**DIRECTIVE:** Repeat the listing in full, preserving every character.

**LISTED RECORDS:**
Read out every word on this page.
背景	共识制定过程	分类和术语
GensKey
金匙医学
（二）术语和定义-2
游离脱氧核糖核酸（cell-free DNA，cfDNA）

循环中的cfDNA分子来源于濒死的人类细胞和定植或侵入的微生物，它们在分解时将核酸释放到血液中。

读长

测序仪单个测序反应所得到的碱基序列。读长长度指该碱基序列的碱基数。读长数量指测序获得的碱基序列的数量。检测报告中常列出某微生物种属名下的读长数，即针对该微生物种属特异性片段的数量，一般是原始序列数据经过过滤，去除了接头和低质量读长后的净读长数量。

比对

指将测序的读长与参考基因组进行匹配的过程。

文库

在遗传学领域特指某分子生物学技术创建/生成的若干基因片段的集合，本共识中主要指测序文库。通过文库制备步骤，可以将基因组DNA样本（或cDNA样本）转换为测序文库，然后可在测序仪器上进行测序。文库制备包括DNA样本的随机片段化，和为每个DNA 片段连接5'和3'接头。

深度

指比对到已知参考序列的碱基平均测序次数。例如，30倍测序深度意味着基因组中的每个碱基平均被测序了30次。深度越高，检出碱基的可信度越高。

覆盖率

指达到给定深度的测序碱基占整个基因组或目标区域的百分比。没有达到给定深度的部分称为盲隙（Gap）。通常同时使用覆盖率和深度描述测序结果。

**TASK RESPONSE:**
Read out every word on this page.
背景	共识制定过程	分类和术语
GensKey
金匙医学
（二）术语和定义-2
游离脱氧核糖核酸（cell-free DNA，cfDNA）

循环中的cfDNA分子来源于濒死的人类细胞和定植或侵入的微生物，它们在分解时将核酸释放到血液中。

读长

测序仪单个测序反应所得到的碱基序列。读长长度指该碱基序列的碱基数。读长数量指测序获得的碱基序列的数量。检测报告中常列出某微生物种属名下的读长数，即针对该微生物种属特异性片段的数量，一般是原始序列数据经过过滤，去除了接头和低质量读长后的净读长数量。

比对

指将测序的读长与参考基因组进行匹配的过程。

文库

在遗传学领域特指某分子生物学技术创建/生成的若干基因片段的集合，本共识中主要指测序文库。通过文库制备步骤，可以将基因组DNA样本（或cDNA样本）转换为测序文库，然后可在测序仪器上进行测序。文库制备包括DNA样本的随机片段化，和为每个DNA 片段连接5'和3'接头。

深度

指比对到已知参考序列的碱基平均测序次数。例如，30倍测序深度意味着基因组中的每个碱基平均被测序了30次。深度越高，检出碱基的可信度越高。

覆盖率

指达到给定深度的测序碱基占整个基因组或目标区域的百分比。没有达到给定深度的部分称为盲隙（Gap）。通常同时使用覆盖率和深度描述测序结果。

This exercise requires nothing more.